▽

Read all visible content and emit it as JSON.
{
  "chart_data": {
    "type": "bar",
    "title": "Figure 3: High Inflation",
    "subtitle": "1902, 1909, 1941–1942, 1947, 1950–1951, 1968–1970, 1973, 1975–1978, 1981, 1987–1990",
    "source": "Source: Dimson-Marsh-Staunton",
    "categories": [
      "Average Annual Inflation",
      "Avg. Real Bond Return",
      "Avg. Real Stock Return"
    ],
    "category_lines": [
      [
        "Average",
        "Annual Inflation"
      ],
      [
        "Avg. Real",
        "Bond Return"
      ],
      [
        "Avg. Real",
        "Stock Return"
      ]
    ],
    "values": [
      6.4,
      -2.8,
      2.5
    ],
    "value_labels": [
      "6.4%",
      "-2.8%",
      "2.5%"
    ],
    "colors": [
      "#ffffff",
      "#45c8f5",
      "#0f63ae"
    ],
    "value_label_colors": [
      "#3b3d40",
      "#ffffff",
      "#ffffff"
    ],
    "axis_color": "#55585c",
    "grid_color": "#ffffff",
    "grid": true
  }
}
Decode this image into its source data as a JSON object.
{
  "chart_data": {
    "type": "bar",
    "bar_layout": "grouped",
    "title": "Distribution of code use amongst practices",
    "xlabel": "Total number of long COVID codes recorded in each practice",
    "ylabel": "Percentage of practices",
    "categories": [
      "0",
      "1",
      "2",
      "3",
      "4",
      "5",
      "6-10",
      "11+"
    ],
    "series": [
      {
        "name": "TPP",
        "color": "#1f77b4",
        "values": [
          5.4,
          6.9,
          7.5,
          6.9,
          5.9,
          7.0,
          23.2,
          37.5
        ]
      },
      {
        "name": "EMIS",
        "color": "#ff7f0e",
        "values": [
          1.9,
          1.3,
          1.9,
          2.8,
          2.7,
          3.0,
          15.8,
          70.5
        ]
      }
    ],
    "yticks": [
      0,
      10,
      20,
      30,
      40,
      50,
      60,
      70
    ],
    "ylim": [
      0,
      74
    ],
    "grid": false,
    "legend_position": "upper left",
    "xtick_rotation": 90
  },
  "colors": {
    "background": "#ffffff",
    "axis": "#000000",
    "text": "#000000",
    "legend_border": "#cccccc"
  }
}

△

**Stated task:** Give back only a number, the number of lines where the string "Return" occurs.

**Completed exercise:** 4